--- GIVEN ENTRIES ---

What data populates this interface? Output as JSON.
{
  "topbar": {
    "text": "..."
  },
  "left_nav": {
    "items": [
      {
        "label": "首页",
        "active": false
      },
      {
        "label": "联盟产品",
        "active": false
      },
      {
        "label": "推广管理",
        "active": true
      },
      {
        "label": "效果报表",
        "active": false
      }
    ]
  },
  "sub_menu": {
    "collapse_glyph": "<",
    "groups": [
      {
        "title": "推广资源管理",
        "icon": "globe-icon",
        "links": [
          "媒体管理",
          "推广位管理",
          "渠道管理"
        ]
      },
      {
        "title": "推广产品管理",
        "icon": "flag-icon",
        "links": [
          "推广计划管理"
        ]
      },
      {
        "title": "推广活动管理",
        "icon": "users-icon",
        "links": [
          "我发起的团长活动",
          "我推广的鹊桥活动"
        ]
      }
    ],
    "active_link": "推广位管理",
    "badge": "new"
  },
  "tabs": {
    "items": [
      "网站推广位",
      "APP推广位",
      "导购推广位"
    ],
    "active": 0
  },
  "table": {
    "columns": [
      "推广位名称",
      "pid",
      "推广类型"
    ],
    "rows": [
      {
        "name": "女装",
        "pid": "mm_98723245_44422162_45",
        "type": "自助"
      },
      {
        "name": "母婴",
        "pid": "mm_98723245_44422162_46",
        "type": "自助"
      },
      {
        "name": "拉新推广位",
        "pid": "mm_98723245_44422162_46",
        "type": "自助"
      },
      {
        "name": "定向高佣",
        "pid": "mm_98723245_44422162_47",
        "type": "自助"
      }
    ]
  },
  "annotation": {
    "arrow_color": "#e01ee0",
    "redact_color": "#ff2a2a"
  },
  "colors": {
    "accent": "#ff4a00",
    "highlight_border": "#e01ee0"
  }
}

---

**AIM**: Extract each line of the material exactly as it stands.

**OUTPUT OF THE EXERCISE**:
What data populates this interface? Output as JSON.
{
  "topbar": {
    "text": "..."
  },
  "left_nav": {
    "items": [
      {
        "label": "首页",
        "active": false
      },
      {
        "label": "联盟产品",
        "active": false
      },
      {
        "label": "推广管理",
        "active": true
      },
      {
        "label": "效果报表",
        "active": false
      }
    ]
  },
  "sub_menu": {
    "collapse_glyph": "<",
    "groups": [
      {
        "title": "推广资源管理",
        "icon": "globe-icon",
        "links": [
          "媒体管理",
          "推广位管理",
          "渠道管理"
        ]
      },
      {
        "title": "推广产品管理",
        "icon": "flag-icon",
        "links": [
          "推广计划管理"
        ]
      },
      {
        "title": "推广活动管理",
        "icon": "users-icon",
        "links": [
          "我发起的团长活动",
          "我推广的鹊桥活动"
        ]
      }
    ],
    "active_link": "推广位管理",
    "badge": "new"
  },
  "tabs": {
    "items": [
      "网站推广位",
      "APP推广位",
      "导购推广位"
    ],
    "active": 0
  },
  "table": {
    "columns": [
      "推广位名称",
      "pid",
      "推广类型"
    ],
    "rows": [
      {
        "name": "女装",
        "pid": "mm_98723245_44422162_45",
        "type": "自助"
      },
      {
        "name": "母婴",
        "pid": "mm_98723245_44422162_46",
        "type": "自助"
      },
      {
        "name": "拉新推广位",
        "pid": "mm_98723245_44422162_46",
        "type": "自助"
      },
      {
        "name": "定向高佣",
        "pid": "mm_98723245_44422162_47",
        "type": "自助"
      }
    ]
  },
  "annotation": {
    "arrow_color": "#e01ee0",
    "redact_color": "#ff2a2a"
  },
  "colors": {
    "accent": "#ff4a00",
    "highlight_border": "#e01ee0"
  }
}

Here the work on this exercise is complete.